▸ **Source data**
━━━━━━

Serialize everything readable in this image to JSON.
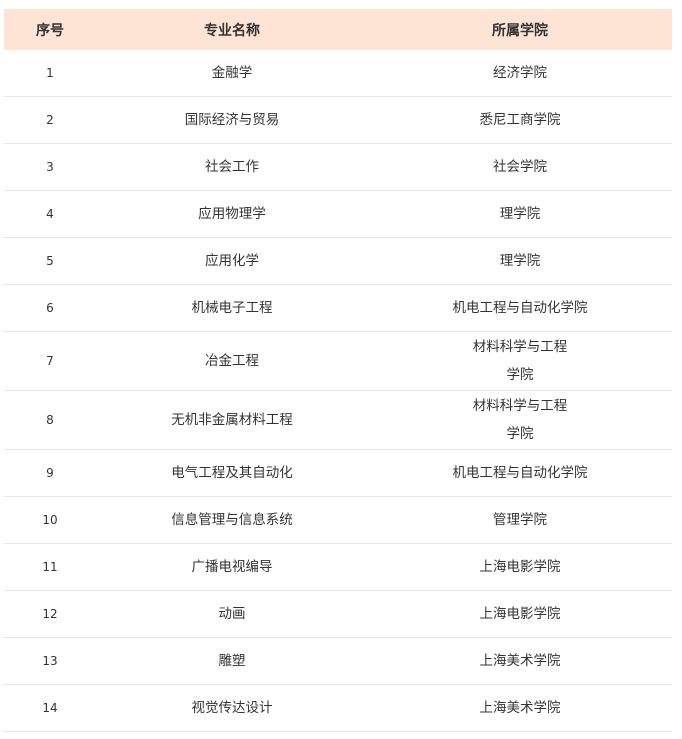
{
  "header": {
    "index": "序号",
    "major": "专业名称",
    "college": "所属学院"
  },
  "header_bg": "#fde4d4",
  "rows": [
    {
      "index": "1",
      "major": "金融学",
      "college": "经济学院"
    },
    {
      "index": "2",
      "major": "国际经济与贸易",
      "college": "悉尼工商学院"
    },
    {
      "index": "3",
      "major": "社会工作",
      "college": "社会学院"
    },
    {
      "index": "4",
      "major": "应用物理学",
      "college": "理学院"
    },
    {
      "index": "5",
      "major": "应用化学",
      "college": "理学院"
    },
    {
      "index": "6",
      "major": "机械电子工程",
      "college": "机电工程与自动化学院"
    },
    {
      "index": "7",
      "major": "冶金工程",
      "college": "材料科学与工程\n学院"
    },
    {
      "index": "8",
      "major": "无机非金属材料工程",
      "college": "材料科学与工程\n学院"
    },
    {
      "index": "9",
      "major": "电气工程及其自动化",
      "college": "机电工程与自动化学院"
    },
    {
      "index": "10",
      "major": "信息管理与信息系统",
      "college": "管理学院"
    },
    {
      "index": "11",
      "major": "广播电视编导",
      "college": "上海电影学院"
    },
    {
      "index": "12",
      "major": "动画",
      "college": "上海电影学院"
    },
    {
      "index": "13",
      "major": "雕塑",
      "college": "上海美术学院"
    },
    {
      "index": "14",
      "major": "视觉传达设计",
      "college": "上海美术学院"
    }
  ]
}
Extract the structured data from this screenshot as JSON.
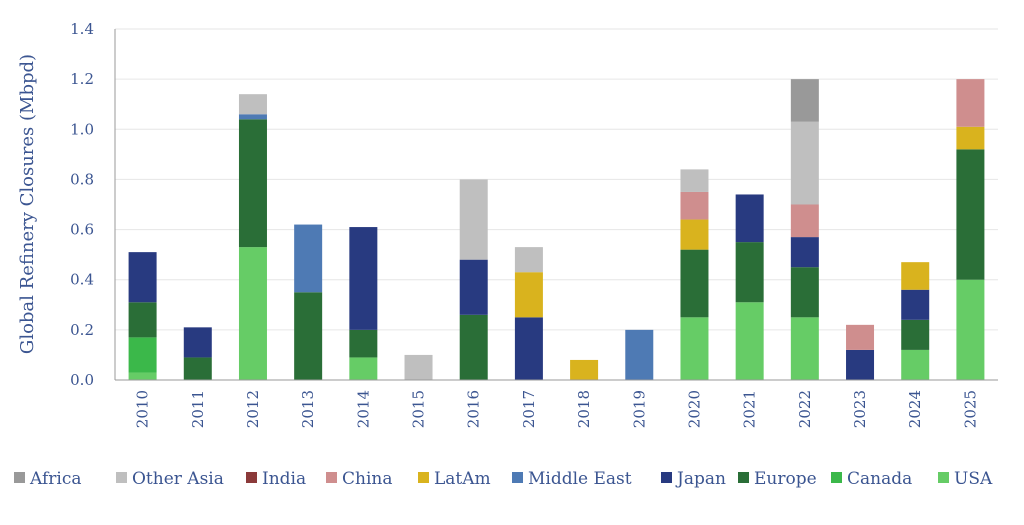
{
  "chart_data": {
    "type": "bar",
    "stacked": true,
    "ylabel": "Global Refinery Closures (Mbpd)",
    "ylim": [
      0,
      1.4
    ],
    "yticks": [
      "0.0",
      "0.2",
      "0.4",
      "0.6",
      "0.8",
      "1.0",
      "1.2",
      "1.4"
    ],
    "grid": true,
    "legend_position": "bottom",
    "categories": [
      "2010",
      "2011",
      "2012",
      "2013",
      "2014",
      "2015",
      "2016",
      "2017",
      "2018",
      "2019",
      "2020",
      "2021",
      "2022",
      "2023",
      "2024",
      "2025"
    ],
    "series": [
      {
        "name": "USA",
        "color": "#66cc66",
        "values": [
          0.03,
          0.0,
          0.53,
          0.0,
          0.09,
          0.0,
          0.0,
          0.0,
          0.0,
          0.0,
          0.25,
          0.31,
          0.25,
          0.0,
          0.12,
          0.4
        ]
      },
      {
        "name": "Canada",
        "color": "#3bb84a",
        "values": [
          0.14,
          0.0,
          0.0,
          0.0,
          0.0,
          0.0,
          0.0,
          0.0,
          0.0,
          0.0,
          0.0,
          0.0,
          0.0,
          0.0,
          0.0,
          0.0
        ]
      },
      {
        "name": "Europe",
        "color": "#2a6e37",
        "values": [
          0.14,
          0.09,
          0.51,
          0.35,
          0.11,
          0.0,
          0.26,
          0.0,
          0.0,
          0.0,
          0.27,
          0.24,
          0.2,
          0.0,
          0.12,
          0.52
        ]
      },
      {
        "name": "Japan",
        "color": "#283a80",
        "values": [
          0.2,
          0.12,
          0.0,
          0.0,
          0.41,
          0.0,
          0.22,
          0.25,
          0.0,
          0.0,
          0.0,
          0.19,
          0.12,
          0.12,
          0.12,
          0.0
        ]
      },
      {
        "name": "Middle East",
        "color": "#4e7ab4",
        "values": [
          0.0,
          0.0,
          0.02,
          0.27,
          0.0,
          0.0,
          0.0,
          0.0,
          0.0,
          0.2,
          0.0,
          0.0,
          0.0,
          0.0,
          0.0,
          0.0
        ]
      },
      {
        "name": "LatAm",
        "color": "#d9b31e",
        "values": [
          0.0,
          0.0,
          0.0,
          0.0,
          0.0,
          0.0,
          0.0,
          0.18,
          0.08,
          0.0,
          0.12,
          0.0,
          0.0,
          0.0,
          0.11,
          0.09
        ]
      },
      {
        "name": "China",
        "color": "#cf8e8e",
        "values": [
          0.0,
          0.0,
          0.0,
          0.0,
          0.0,
          0.0,
          0.0,
          0.0,
          0.0,
          0.0,
          0.11,
          0.0,
          0.13,
          0.1,
          0.0,
          0.19
        ]
      },
      {
        "name": "India",
        "color": "#8b3a3a",
        "values": [
          0.0,
          0.0,
          0.0,
          0.0,
          0.0,
          0.0,
          0.0,
          0.0,
          0.0,
          0.0,
          0.0,
          0.0,
          0.0,
          0.0,
          0.0,
          0.0
        ]
      },
      {
        "name": "Other Asia",
        "color": "#bfbfbf",
        "values": [
          0.0,
          0.0,
          0.08,
          0.0,
          0.0,
          0.1,
          0.32,
          0.1,
          0.0,
          0.0,
          0.09,
          0.0,
          0.33,
          0.0,
          0.0,
          0.0
        ]
      },
      {
        "name": "Africa",
        "color": "#999999",
        "values": [
          0.0,
          0.0,
          0.0,
          0.0,
          0.0,
          0.0,
          0.0,
          0.0,
          0.0,
          0.0,
          0.0,
          0.0,
          0.17,
          0.0,
          0.0,
          0.0
        ]
      }
    ],
    "legend_order": [
      "Africa",
      "Other Asia",
      "India",
      "China",
      "LatAm",
      "Middle East",
      "Japan",
      "Europe",
      "Canada",
      "USA"
    ]
  },
  "colors": {
    "text": "#3b5591",
    "gridline": "#e6e6e6",
    "axis": "#9a9a9a"
  }
}
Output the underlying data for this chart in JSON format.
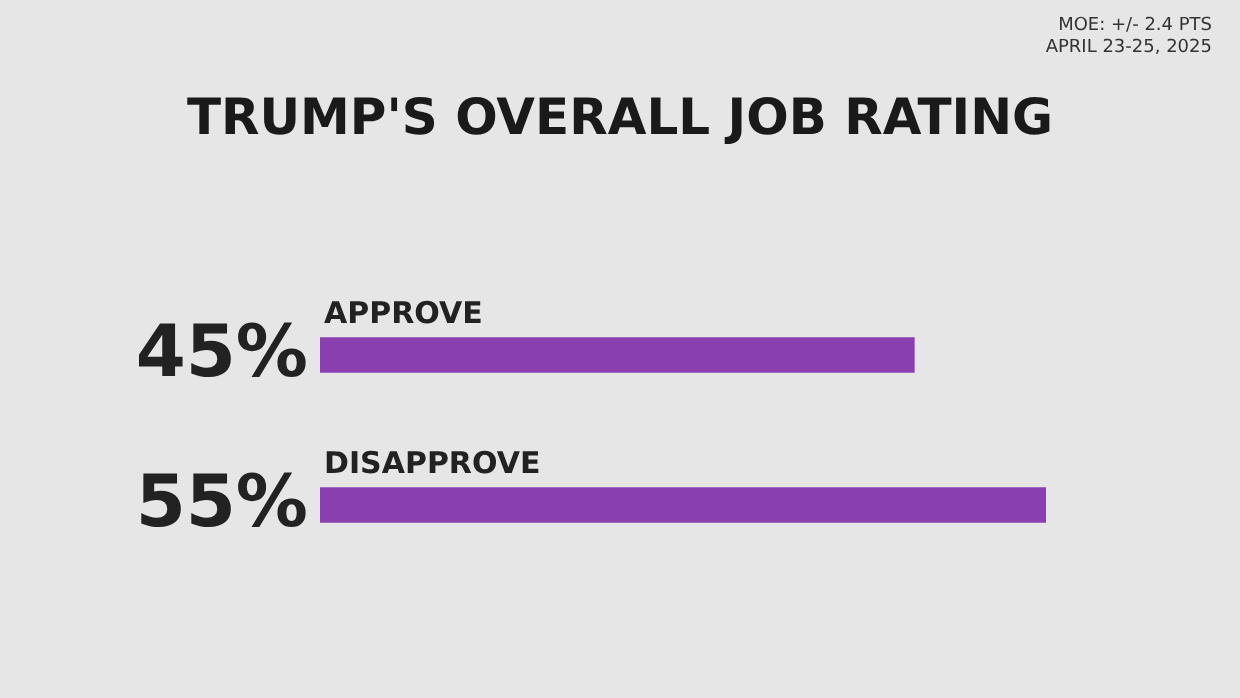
{
  "chart_data": {
    "type": "bar",
    "orientation": "horizontal",
    "title": "TRUMP'S OVERALL JOB RATING",
    "annotations": [
      "MOE: +/- 2.4 PTS",
      "APRIL 23-25, 2025"
    ],
    "categories": [
      "APPROVE",
      "DISAPPROVE"
    ],
    "values": [
      45,
      55
    ],
    "value_labels": [
      "45%",
      "55%"
    ],
    "color": "#8a3fb0"
  }
}
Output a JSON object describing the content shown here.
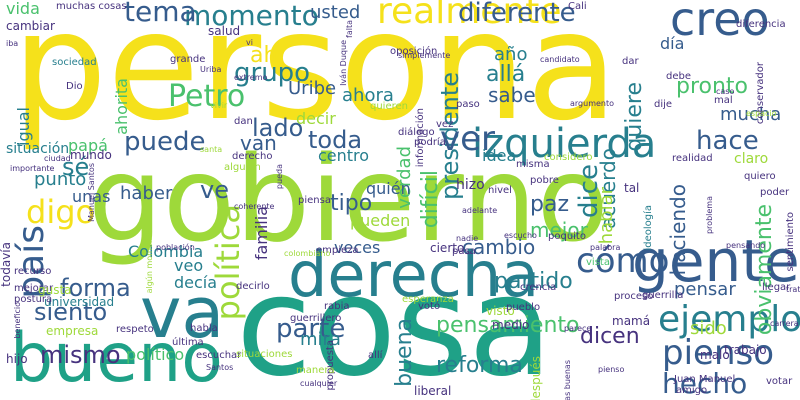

━━━━━━

The data above should be repeated exactly, minus any pictures.

Serialize everything readable in this image to JSON.
{
  "header": {
    "index": "序号",
    "major": "专业名称",
    "college": "所属学院"
  },
  "header_bg": "#fde4d4",
  "rows": [
    {
      "index": "1",
      "major": "金融学",
      "college": "经济学院"
    },
    {
      "index": "2",
      "major": "国际经济与贸易",
      "college": "悉尼工商学院"
    },
    {
      "index": "3",
      "major": "社会工作",
      "college": "社会学院"
    },
    {
      "index": "4",
      "major": "应用物理学",
      "college": "理学院"
    },
    {
      "index": "5",
      "major": "应用化学",
      "college": "理学院"
    },
    {
      "index": "6",
      "major": "机械电子工程",
      "college": "机电工程与自动化学院"
    },
    {
      "index": "7",
      "major": "冶金工程",
      "college": "材料科学与工程\n学院"
    },
    {
      "index": "8",
      "major": "无机非金属材料工程",
      "college": "材料科学与工程\n学院"
    },
    {
      "index": "9",
      "major": "电气工程及其自动化",
      "college": "机电工程与自动化学院"
    },
    {
      "index": "10",
      "major": "信息管理与信息系统",
      "college": "管理学院"
    },
    {
      "index": "11",
      "major": "广播电视编导",
      "college": "上海电影学院"
    },
    {
      "index": "12",
      "major": "动画",
      "college": "上海电影学院"
    },
    {
      "index": "13",
      "major": "雕塑",
      "college": "上海美术学院"
    },
    {
      "index": "14",
      "major": "视觉传达设计",
      "college": "上海美术学院"
    }
  ]
}
Extract the structured data from this screenshot as JSON.
{
  "chart_data": {
    "type": "bar",
    "stacked": true,
    "ylabel": "Global Refinery Closures (Mbpd)",
    "ylim": [
      0,
      1.4
    ],
    "yticks": [
      "0.0",
      "0.2",
      "0.4",
      "0.6",
      "0.8",
      "1.0",
      "1.2",
      "1.4"
    ],
    "grid": true,
    "legend_position": "bottom",
    "categories": [
      "2010",
      "2011",
      "2012",
      "2013",
      "2014",
      "2015",
      "2016",
      "2017",
      "2018",
      "2019",
      "2020",
      "2021",
      "2022",
      "2023",
      "2024",
      "2025"
    ],
    "series": [
      {
        "name": "USA",
        "color": "#66cc66",
        "values": [
          0.03,
          0.0,
          0.53,
          0.0,
          0.09,
          0.0,
          0.0,
          0.0,
          0.0,
          0.0,
          0.25,
          0.31,
          0.25,
          0.0,
          0.12,
          0.4
        ]
      },
      {
        "name": "Canada",
        "color": "#3bb84a",
        "values": [
          0.14,
          0.0,
          0.0,
          0.0,
          0.0,
          0.0,
          0.0,
          0.0,
          0.0,
          0.0,
          0.0,
          0.0,
          0.0,
          0.0,
          0.0,
          0.0
        ]
      },
      {
        "name": "Europe",
        "color": "#2a6e37",
        "values": [
          0.14,
          0.09,
          0.51,
          0.35,
          0.11,
          0.0,
          0.26,
          0.0,
          0.0,
          0.0,
          0.27,
          0.24,
          0.2,
          0.0,
          0.12,
          0.52
        ]
      },
      {
        "name": "Japan",
        "color": "#283a80",
        "values": [
          0.2,
          0.12,
          0.0,
          0.0,
          0.41,
          0.0,
          0.22,
          0.25,
          0.0,
          0.0,
          0.0,
          0.19,
          0.12,
          0.12,
          0.12,
          0.0
        ]
      },
      {
        "name": "Middle East",
        "color": "#4e7ab4",
        "values": [
          0.0,
          0.0,
          0.02,
          0.27,
          0.0,
          0.0,
          0.0,
          0.0,
          0.0,
          0.2,
          0.0,
          0.0,
          0.0,
          0.0,
          0.0,
          0.0
        ]
      },
      {
        "name": "LatAm",
        "color": "#d9b31e",
        "values": [
          0.0,
          0.0,
          0.0,
          0.0,
          0.0,
          0.0,
          0.0,
          0.18,
          0.08,
          0.0,
          0.12,
          0.0,
          0.0,
          0.0,
          0.11,
          0.09
        ]
      },
      {
        "name": "China",
        "color": "#cf8e8e",
        "values": [
          0.0,
          0.0,
          0.0,
          0.0,
          0.0,
          0.0,
          0.0,
          0.0,
          0.0,
          0.0,
          0.11,
          0.0,
          0.13,
          0.1,
          0.0,
          0.19
        ]
      },
      {
        "name": "India",
        "color": "#8b3a3a",
        "values": [
          0.0,
          0.0,
          0.0,
          0.0,
          0.0,
          0.0,
          0.0,
          0.0,
          0.0,
          0.0,
          0.0,
          0.0,
          0.0,
          0.0,
          0.0,
          0.0
        ]
      },
      {
        "name": "Other Asia",
        "color": "#bfbfbf",
        "values": [
          0.0,
          0.0,
          0.08,
          0.0,
          0.0,
          0.1,
          0.32,
          0.1,
          0.0,
          0.0,
          0.09,
          0.0,
          0.33,
          0.0,
          0.0,
          0.0
        ]
      },
      {
        "name": "Africa",
        "color": "#999999",
        "values": [
          0.0,
          0.0,
          0.0,
          0.0,
          0.0,
          0.0,
          0.0,
          0.0,
          0.0,
          0.0,
          0.0,
          0.0,
          0.17,
          0.0,
          0.0,
          0.0
        ]
      }
    ],
    "legend_order": [
      "Africa",
      "Other Asia",
      "India",
      "China",
      "LatAm",
      "Middle East",
      "Japan",
      "Europe",
      "Canada",
      "USA"
    ]
  },
  "colors": {
    "text": "#3b5591",
    "gridline": "#e6e6e6",
    "axis": "#9a9a9a"
  }
}
Output the underlying data for this chart in JSON format.
{
  "chart_data": {
    "type": "bar",
    "orientation": "horizontal",
    "title": "TRUMP'S OVERALL JOB RATING",
    "annotations": [
      "MOE: +/- 2.4 PTS",
      "APRIL 23-25, 2025"
    ],
    "categories": [
      "APPROVE",
      "DISAPPROVE"
    ],
    "values": [
      45,
      55
    ],
    "value_labels": [
      "45%",
      "55%"
    ],
    "color": "#8a3fb0"
  }
}
Output a JSON object describing the content shown here.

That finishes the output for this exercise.